BEGIN Supplied data

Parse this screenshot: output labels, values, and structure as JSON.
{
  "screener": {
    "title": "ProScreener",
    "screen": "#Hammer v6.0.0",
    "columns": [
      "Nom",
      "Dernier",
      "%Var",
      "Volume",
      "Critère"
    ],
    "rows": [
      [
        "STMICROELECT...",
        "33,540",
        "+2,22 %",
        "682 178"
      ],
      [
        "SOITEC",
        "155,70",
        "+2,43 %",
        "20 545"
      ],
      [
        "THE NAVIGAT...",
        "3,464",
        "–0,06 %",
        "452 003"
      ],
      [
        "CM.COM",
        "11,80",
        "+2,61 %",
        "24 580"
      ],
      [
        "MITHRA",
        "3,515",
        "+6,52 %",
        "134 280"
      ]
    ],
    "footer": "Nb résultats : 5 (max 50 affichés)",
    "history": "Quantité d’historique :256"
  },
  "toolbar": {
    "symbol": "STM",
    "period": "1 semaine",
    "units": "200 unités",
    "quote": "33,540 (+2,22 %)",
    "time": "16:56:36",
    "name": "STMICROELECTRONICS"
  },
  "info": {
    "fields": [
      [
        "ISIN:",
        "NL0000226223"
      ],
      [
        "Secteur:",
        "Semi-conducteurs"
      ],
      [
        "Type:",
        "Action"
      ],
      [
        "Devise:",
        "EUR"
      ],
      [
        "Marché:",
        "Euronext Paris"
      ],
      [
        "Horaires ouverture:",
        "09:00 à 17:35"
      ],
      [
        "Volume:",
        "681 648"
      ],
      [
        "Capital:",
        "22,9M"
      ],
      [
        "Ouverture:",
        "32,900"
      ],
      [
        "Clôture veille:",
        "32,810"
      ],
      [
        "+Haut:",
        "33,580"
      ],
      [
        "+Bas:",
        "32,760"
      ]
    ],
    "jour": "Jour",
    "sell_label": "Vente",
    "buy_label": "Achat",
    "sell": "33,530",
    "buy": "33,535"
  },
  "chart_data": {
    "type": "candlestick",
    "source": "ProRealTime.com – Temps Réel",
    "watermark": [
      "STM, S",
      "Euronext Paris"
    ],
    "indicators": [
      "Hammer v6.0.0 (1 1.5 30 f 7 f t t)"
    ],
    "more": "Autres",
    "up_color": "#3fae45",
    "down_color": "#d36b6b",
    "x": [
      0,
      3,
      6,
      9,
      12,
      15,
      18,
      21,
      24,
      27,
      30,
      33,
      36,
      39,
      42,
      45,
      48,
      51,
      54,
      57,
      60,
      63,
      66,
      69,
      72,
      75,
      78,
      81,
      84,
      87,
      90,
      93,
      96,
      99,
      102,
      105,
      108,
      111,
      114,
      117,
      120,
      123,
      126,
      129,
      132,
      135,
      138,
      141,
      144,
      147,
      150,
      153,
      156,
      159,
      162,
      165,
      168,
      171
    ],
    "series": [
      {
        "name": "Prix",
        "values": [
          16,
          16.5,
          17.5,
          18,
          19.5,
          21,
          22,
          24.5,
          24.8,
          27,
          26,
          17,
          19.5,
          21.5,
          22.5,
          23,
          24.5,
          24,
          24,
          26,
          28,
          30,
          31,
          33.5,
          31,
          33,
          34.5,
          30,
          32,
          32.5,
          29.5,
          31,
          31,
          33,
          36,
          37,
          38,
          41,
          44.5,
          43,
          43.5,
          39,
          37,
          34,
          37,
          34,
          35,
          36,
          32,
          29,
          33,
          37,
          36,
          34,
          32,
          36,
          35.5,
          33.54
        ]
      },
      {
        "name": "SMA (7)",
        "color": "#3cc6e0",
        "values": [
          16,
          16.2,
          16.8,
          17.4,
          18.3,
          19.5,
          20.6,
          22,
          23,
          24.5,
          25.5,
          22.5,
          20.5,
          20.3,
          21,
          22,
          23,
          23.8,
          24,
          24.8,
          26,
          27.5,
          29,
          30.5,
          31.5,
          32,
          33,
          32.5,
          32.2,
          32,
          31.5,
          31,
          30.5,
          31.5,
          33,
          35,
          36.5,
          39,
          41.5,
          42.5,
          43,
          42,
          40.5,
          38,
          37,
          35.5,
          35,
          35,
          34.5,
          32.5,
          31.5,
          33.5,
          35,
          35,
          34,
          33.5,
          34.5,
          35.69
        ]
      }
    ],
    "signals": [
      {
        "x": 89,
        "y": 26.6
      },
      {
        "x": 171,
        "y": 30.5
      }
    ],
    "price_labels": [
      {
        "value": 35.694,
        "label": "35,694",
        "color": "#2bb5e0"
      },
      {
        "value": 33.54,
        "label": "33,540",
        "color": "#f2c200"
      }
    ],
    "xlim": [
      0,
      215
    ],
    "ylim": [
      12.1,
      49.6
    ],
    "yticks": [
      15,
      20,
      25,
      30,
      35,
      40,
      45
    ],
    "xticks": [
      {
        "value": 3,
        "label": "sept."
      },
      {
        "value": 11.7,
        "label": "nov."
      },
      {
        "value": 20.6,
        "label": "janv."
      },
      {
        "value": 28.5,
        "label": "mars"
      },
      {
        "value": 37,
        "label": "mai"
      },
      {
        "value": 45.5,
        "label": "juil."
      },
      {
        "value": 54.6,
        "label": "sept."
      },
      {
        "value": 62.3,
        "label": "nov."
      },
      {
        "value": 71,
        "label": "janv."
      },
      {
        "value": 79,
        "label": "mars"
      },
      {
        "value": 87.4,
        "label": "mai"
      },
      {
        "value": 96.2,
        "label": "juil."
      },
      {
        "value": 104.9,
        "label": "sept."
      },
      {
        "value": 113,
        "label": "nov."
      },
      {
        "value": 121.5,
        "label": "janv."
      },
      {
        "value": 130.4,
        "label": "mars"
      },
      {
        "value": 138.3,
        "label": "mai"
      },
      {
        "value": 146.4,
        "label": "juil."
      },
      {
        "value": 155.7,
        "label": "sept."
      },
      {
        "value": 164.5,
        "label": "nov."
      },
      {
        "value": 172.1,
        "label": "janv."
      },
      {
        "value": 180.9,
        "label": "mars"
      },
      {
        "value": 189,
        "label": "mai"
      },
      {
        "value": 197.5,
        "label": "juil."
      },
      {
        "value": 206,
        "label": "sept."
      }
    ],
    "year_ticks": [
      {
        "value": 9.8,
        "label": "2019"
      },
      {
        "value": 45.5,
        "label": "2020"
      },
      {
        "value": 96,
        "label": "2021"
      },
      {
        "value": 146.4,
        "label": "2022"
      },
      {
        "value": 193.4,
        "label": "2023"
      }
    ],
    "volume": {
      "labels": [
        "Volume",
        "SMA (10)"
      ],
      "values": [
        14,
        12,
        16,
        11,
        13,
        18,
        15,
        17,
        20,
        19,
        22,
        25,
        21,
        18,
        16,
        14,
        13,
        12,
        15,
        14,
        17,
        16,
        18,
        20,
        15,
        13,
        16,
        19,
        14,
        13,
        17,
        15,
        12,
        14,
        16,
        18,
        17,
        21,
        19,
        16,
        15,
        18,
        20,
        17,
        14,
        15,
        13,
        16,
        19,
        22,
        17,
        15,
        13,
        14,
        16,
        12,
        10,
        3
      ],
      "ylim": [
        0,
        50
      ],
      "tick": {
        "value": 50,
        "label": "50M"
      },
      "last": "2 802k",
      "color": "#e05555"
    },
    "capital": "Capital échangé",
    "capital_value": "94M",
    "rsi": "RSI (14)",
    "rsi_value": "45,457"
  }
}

END Supplied data

Prompt ::
Search the lines above for the string "values", then show every one that has it.

Answer to this task ::
Parse this screenshot: output labels, values, and structure as JSON.
        "values": [
        "values": [
      "values": [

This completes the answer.